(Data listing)

--*--

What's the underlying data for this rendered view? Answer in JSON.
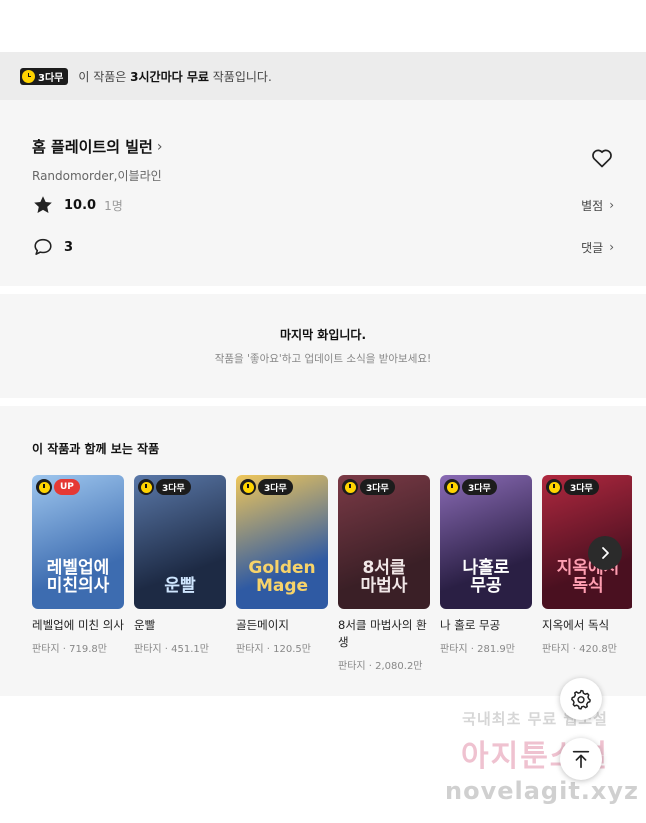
{
  "notice": {
    "badge": "3다무",
    "prefix": "이 작품은 ",
    "bold": "3시간마다 무료",
    "suffix": " 작품입니다."
  },
  "work": {
    "title": "홈 플레이트의 빌런",
    "title_chevron": "›",
    "author": "Randomorder,이블라인",
    "rating": "10.0",
    "rating_count": "1명",
    "rating_link": "별점",
    "comments": "3",
    "comments_link": "댓글"
  },
  "last": {
    "title": "마지막 화입니다.",
    "subtitle": "작품을 '좋아요'하고 업데이트 소식을 받아보세요!"
  },
  "recommend": {
    "title": "이 작품과 함께 보는 작품",
    "items": [
      {
        "title": "레벨업에 미친 의사",
        "meta": "판타지 · 719.8만",
        "badge": "UP",
        "art": "레벨업에\n미친의사",
        "bg": "#3d6cb0",
        "bg2": "#9ec6ee",
        "art_color": "#ffffff"
      },
      {
        "title": "운빨",
        "meta": "판타지 · 451.1만",
        "badge": "3다무",
        "art": "운빨",
        "bg": "#1d2a44",
        "bg2": "#5a78a8",
        "art_color": "#cfe6ff"
      },
      {
        "title": "골든메이지",
        "meta": "판타지 · 120.5만",
        "badge": "3다무",
        "art": "Golden\nMage",
        "bg": "#2f5aa3",
        "bg2": "#f0c75a",
        "art_color": "#f7d36a"
      },
      {
        "title": "8서클 마법사의 환생",
        "meta": "판타지 · 2,080.2만",
        "badge": "3다무",
        "art": "8서클\n마법사",
        "bg": "#3a1f26",
        "bg2": "#7b3a46",
        "art_color": "#f1e7e7"
      },
      {
        "title": "나 홀로 무공",
        "meta": "판타지 · 281.9만",
        "badge": "3다무",
        "art": "나홀로\n무공",
        "bg": "#2a1f44",
        "bg2": "#8a6bb5",
        "art_color": "#ffffff"
      },
      {
        "title": "지옥에서 독식",
        "meta": "판타지 · 420.8만",
        "badge": "3다무",
        "art": "지옥에서\n독식",
        "bg": "#4a1020",
        "bg2": "#b0283f",
        "art_color": "#ff9fb2"
      }
    ]
  },
  "watermark": {
    "line1": "국내최초 무료 웹소설",
    "line2": "아지툰소설",
    "line3": "novelagit.xyz"
  }
}
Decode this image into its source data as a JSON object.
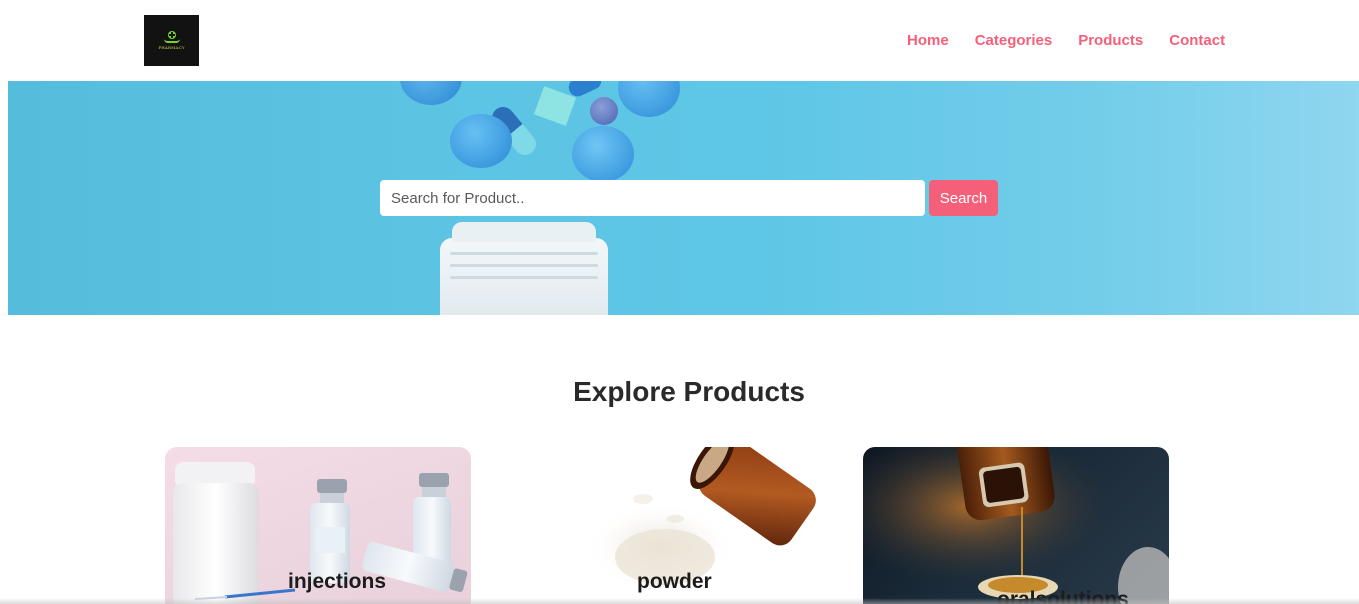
{
  "header": {
    "logo_text": "PHARMACY",
    "nav": [
      "Home",
      "Categories",
      "Products",
      "Contact"
    ]
  },
  "hero": {
    "search_placeholder": "Search for Product..",
    "search_button": "Search"
  },
  "explore": {
    "title": "Explore Products",
    "cards": [
      {
        "label": "injections"
      },
      {
        "label": "powder"
      },
      {
        "label": "oralsolutions"
      }
    ]
  },
  "colors": {
    "accent": "#f4607a",
    "hero_blue": "#5ec6e6",
    "logo_bg": "#121212",
    "logo_green": "#7bd32a"
  }
}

--*--

▶ **TASK DETAILS**
Transcribe every entry word for word, but omit the pictures.

▶ **THE SOLUTION**
What's the underlying data for this rendered view? Answer in JSON.
{
  "notice": {
    "badge": "3다무",
    "prefix": "이 작품은 ",
    "bold": "3시간마다 무료",
    "suffix": " 작품입니다."
  },
  "work": {
    "title": "홈 플레이트의 빌런",
    "title_chevron": "›",
    "author": "Randomorder,이블라인",
    "rating": "10.0",
    "rating_count": "1명",
    "rating_link": "별점",
    "comments": "3",
    "comments_link": "댓글"
  },
  "last": {
    "title": "마지막 화입니다.",
    "subtitle": "작품을 '좋아요'하고 업데이트 소식을 받아보세요!"
  },
  "recommend": {
    "title": "이 작품과 함께 보는 작품",
    "items": [
      {
        "title": "레벨업에 미친 의사",
        "meta": "판타지 · 719.8만",
        "badge": "UP",
        "art": "레벨업에\n미친의사",
        "bg": "#3d6cb0",
        "bg2": "#9ec6ee",
        "art_color": "#ffffff"
      },
      {
        "title": "운빨",
        "meta": "판타지 · 451.1만",
        "badge": "3다무",
        "art": "운빨",
        "bg": "#1d2a44",
        "bg2": "#5a78a8",
        "art_color": "#cfe6ff"
      },
      {
        "title": "골든메이지",
        "meta": "판타지 · 120.5만",
        "badge": "3다무",
        "art": "Golden\nMage",
        "bg": "#2f5aa3",
        "bg2": "#f0c75a",
        "art_color": "#f7d36a"
      },
      {
        "title": "8서클 마법사의 환생",
        "meta": "판타지 · 2,080.2만",
        "badge": "3다무",
        "art": "8서클\n마법사",
        "bg": "#3a1f26",
        "bg2": "#7b3a46",
        "art_color": "#f1e7e7"
      },
      {
        "title": "나 홀로 무공",
        "meta": "판타지 · 281.9만",
        "badge": "3다무",
        "art": "나홀로\n무공",
        "bg": "#2a1f44",
        "bg2": "#8a6bb5",
        "art_color": "#ffffff"
      },
      {
        "title": "지옥에서 독식",
        "meta": "판타지 · 420.8만",
        "badge": "3다무",
        "art": "지옥에서\n독식",
        "bg": "#4a1020",
        "bg2": "#b0283f",
        "art_color": "#ff9fb2"
      }
    ]
  },
  "watermark": {
    "line1": "국내최초 무료 웹소설",
    "line2": "아지툰소설",
    "line3": "novelagit.xyz"
  }
}
Decode this image into its source data as a JSON object.
{
  "header": {
    "logo_text": "PHARMACY",
    "nav": [
      "Home",
      "Categories",
      "Products",
      "Contact"
    ]
  },
  "hero": {
    "search_placeholder": "Search for Product..",
    "search_button": "Search"
  },
  "explore": {
    "title": "Explore Products",
    "cards": [
      {
        "label": "injections"
      },
      {
        "label": "powder"
      },
      {
        "label": "oralsolutions"
      }
    ]
  },
  "colors": {
    "accent": "#f4607a",
    "hero_blue": "#5ec6e6",
    "logo_bg": "#121212",
    "logo_green": "#7bd32a"
  }
}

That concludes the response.